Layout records
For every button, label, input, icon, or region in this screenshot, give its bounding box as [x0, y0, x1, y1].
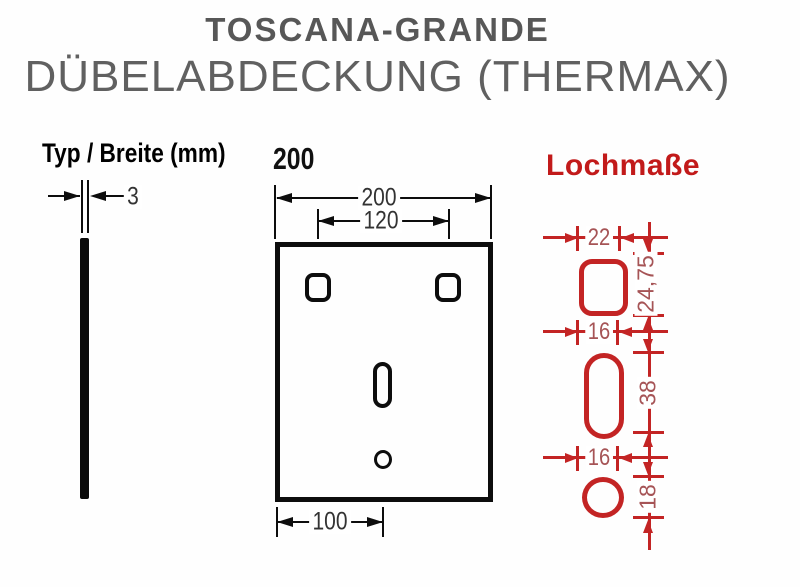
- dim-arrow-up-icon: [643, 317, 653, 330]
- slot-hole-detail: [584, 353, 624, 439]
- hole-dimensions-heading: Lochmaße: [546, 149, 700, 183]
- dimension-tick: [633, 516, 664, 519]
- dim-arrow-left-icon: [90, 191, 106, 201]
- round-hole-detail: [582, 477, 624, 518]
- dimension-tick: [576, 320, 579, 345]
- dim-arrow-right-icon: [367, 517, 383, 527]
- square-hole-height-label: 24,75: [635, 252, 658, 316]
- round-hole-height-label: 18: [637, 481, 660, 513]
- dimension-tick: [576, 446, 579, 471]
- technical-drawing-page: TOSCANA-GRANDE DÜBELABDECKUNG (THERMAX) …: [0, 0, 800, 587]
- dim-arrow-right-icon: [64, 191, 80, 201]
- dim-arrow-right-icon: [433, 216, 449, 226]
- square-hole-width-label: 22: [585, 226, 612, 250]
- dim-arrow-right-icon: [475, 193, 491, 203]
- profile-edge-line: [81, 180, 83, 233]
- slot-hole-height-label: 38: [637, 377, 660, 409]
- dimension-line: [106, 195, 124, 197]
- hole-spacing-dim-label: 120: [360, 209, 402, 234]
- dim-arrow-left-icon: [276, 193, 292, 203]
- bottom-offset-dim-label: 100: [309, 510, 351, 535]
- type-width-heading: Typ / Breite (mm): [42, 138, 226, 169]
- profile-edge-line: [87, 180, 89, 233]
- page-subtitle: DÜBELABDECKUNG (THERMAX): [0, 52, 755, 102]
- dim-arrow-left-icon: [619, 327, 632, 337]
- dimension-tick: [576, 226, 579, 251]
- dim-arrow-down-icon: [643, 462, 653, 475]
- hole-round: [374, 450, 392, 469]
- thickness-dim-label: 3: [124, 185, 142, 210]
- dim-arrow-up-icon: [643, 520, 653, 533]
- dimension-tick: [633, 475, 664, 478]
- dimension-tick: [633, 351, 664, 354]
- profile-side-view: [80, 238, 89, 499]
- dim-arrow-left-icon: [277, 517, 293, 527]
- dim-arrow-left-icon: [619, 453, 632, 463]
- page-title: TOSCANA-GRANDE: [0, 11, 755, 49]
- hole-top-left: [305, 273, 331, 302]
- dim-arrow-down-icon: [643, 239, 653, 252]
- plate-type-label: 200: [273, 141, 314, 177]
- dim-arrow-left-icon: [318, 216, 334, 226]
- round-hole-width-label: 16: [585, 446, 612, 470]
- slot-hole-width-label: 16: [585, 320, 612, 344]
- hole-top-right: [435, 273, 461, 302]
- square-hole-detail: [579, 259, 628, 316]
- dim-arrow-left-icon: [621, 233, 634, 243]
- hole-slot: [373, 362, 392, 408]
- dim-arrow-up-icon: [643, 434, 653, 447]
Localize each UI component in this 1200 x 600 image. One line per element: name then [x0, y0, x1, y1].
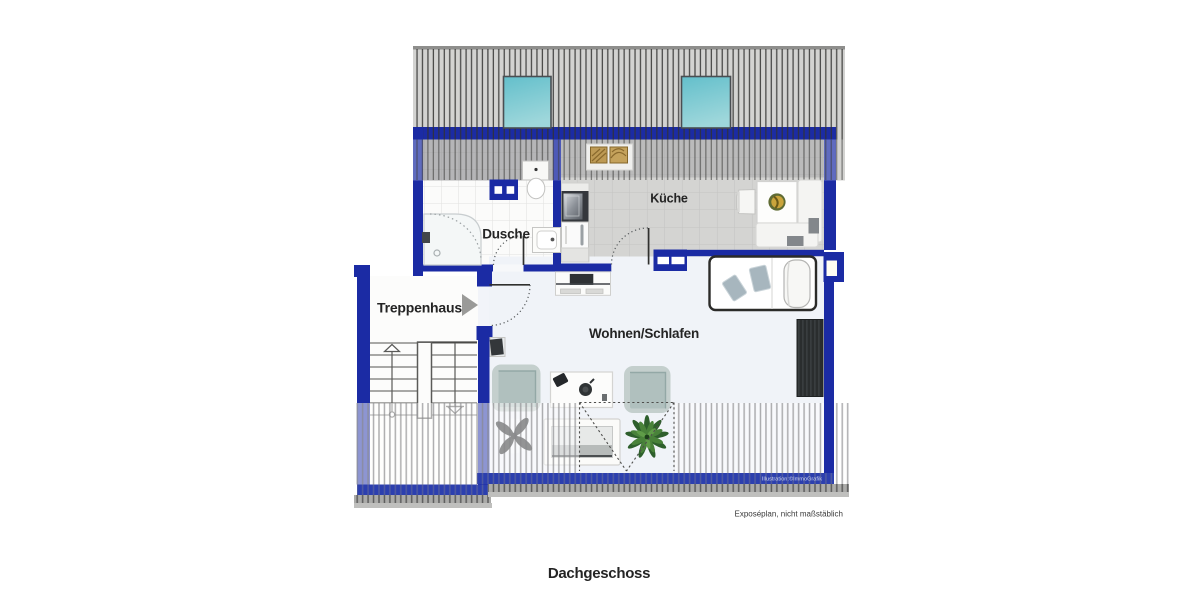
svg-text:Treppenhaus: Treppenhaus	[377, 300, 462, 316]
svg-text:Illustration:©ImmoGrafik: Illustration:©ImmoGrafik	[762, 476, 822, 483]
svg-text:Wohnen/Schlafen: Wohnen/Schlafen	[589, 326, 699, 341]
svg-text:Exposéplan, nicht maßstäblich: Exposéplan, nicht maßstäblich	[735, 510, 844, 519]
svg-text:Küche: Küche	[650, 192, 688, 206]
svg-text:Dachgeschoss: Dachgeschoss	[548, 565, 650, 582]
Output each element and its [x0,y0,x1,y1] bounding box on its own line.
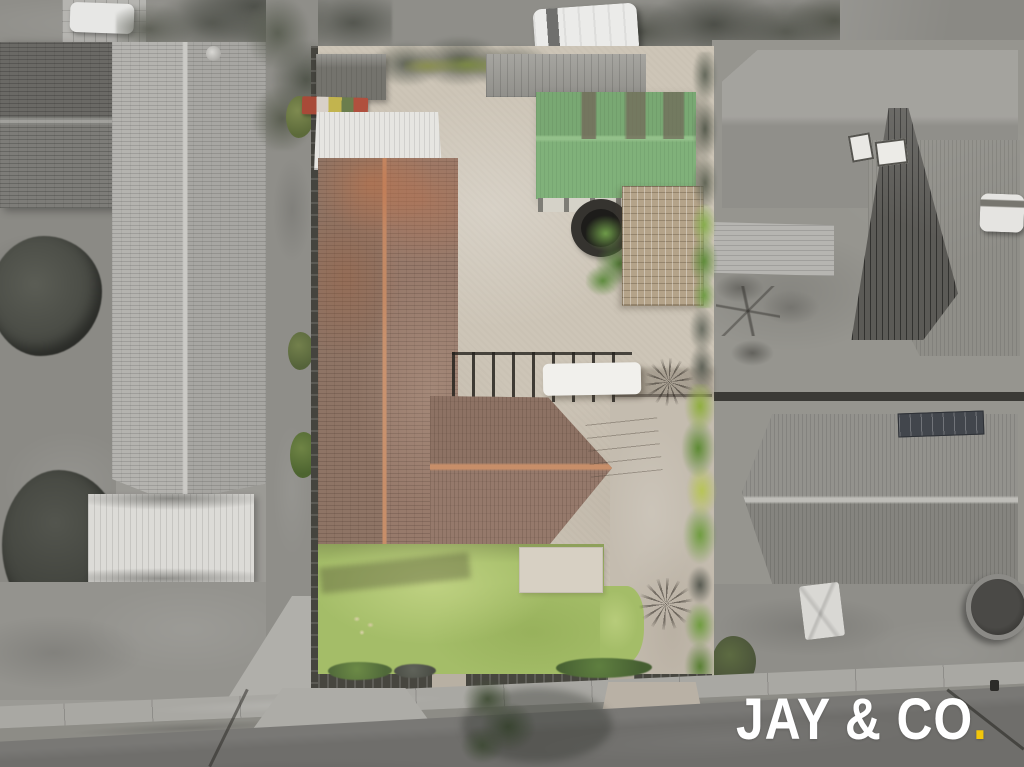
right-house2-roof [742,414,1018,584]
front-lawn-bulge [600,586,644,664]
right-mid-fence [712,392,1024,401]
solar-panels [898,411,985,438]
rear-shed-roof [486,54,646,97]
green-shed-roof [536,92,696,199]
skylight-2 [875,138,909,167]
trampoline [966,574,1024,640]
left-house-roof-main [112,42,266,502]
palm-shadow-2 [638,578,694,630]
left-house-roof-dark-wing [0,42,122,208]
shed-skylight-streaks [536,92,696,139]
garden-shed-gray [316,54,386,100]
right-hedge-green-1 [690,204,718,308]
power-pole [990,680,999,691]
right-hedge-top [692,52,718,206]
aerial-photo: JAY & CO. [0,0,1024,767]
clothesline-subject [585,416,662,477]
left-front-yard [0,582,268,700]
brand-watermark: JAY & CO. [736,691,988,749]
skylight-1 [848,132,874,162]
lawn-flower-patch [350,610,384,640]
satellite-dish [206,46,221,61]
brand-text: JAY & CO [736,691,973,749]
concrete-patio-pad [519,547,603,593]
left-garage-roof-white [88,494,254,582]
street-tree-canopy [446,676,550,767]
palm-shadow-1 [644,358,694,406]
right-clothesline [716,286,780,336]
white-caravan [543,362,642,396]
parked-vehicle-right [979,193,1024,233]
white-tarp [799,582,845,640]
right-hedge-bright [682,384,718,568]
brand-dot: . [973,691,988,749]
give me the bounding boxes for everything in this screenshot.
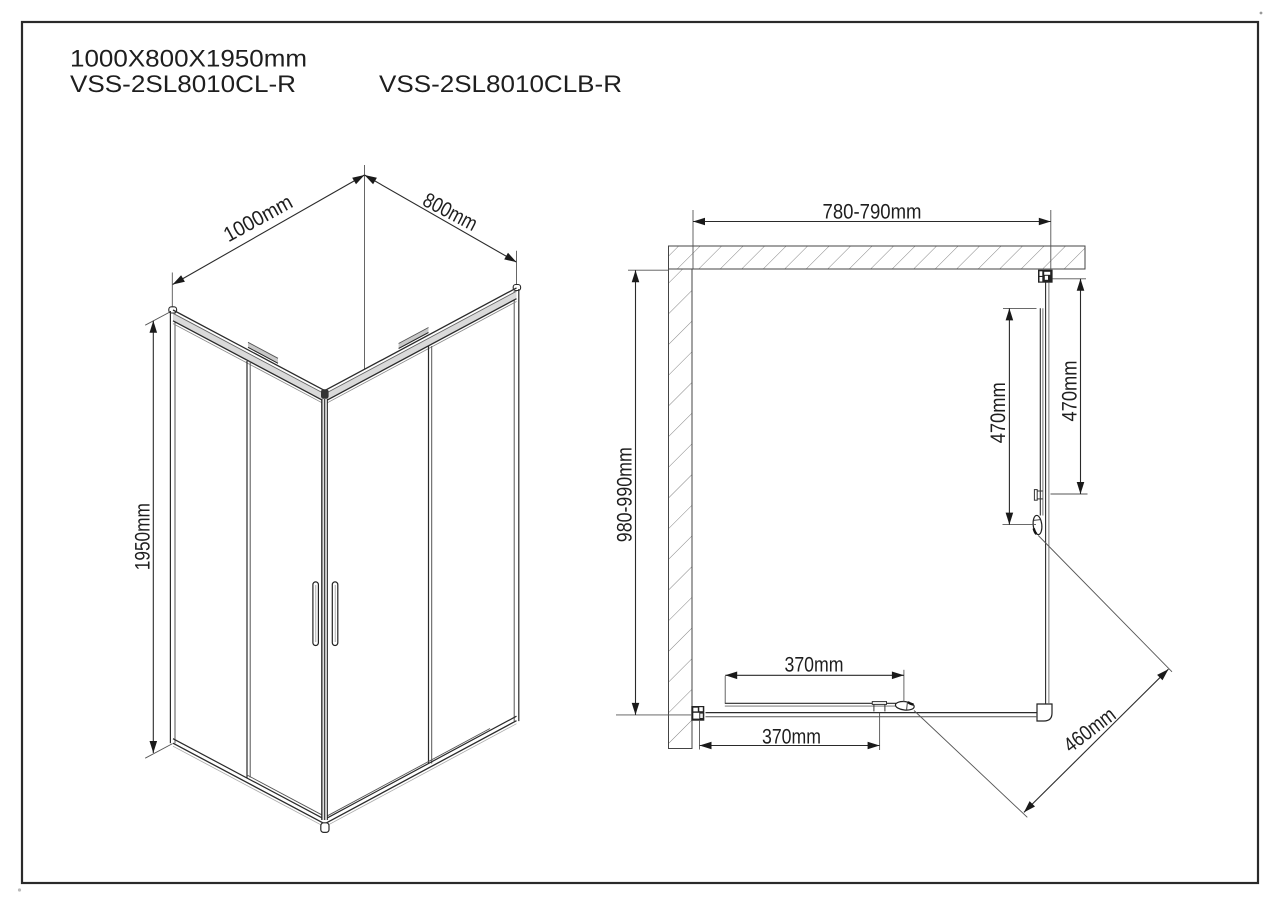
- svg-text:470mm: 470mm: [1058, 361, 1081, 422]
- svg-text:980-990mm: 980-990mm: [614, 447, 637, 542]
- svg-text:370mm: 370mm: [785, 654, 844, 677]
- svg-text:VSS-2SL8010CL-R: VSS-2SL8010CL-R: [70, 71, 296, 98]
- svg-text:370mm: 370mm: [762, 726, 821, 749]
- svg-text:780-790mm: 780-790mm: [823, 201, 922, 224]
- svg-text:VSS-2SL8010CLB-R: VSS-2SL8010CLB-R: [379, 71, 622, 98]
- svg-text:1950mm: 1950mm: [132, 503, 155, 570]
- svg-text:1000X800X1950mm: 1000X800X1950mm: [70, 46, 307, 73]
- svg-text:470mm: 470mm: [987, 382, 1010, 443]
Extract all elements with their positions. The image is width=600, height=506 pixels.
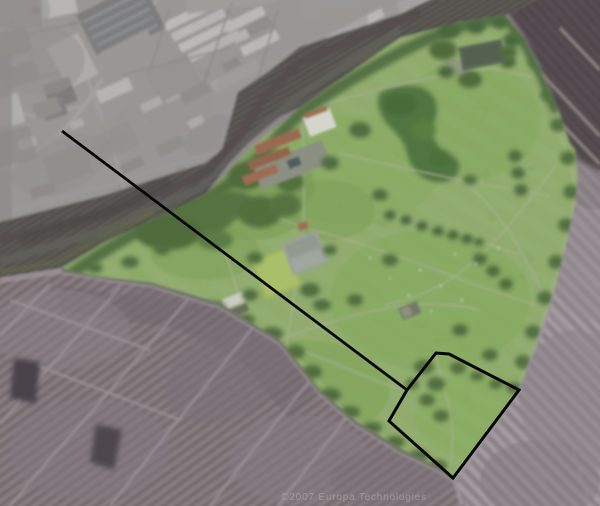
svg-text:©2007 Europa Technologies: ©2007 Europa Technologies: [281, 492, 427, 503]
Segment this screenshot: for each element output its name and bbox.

* [Requirement]: Copy everything from the line containing "- svg-text:470mm: 470mm: [1058, 361, 1081, 422]" down to the end of the material word for word, and don't include any pictures.

* [The output]:
- svg-text:470mm: 470mm: [1058, 361, 1081, 422]
- svg-text:980-990mm: 980-990mm: [614, 447, 637, 542]
- svg-text:370mm: 370mm: [785, 654, 844, 677]
- svg-text:VSS-2SL8010CL-R: VSS-2SL8010CL-R: [70, 71, 296, 98]
- svg-text:370mm: 370mm: [762, 726, 821, 749]
- svg-text:780-790mm: 780-790mm: [823, 201, 922, 224]
- svg-text:VSS-2SL8010CLB-R: VSS-2SL8010CLB-R: [379, 71, 622, 98]
- svg-text:1950mm: 1950mm: [132, 503, 155, 570]
- svg-text:1000X800X1950mm: 1000X800X1950mm: [70, 46, 307, 73]
- svg-text:470mm: 470mm: [987, 382, 1010, 443]
Extract all elements with their positions. The image is width=600, height=506 pixels.
svg-text:©2007 Europa Technologies: ©2007 Europa Technologies: [281, 492, 427, 503]
Segment this screenshot: for each element output its name and bbox.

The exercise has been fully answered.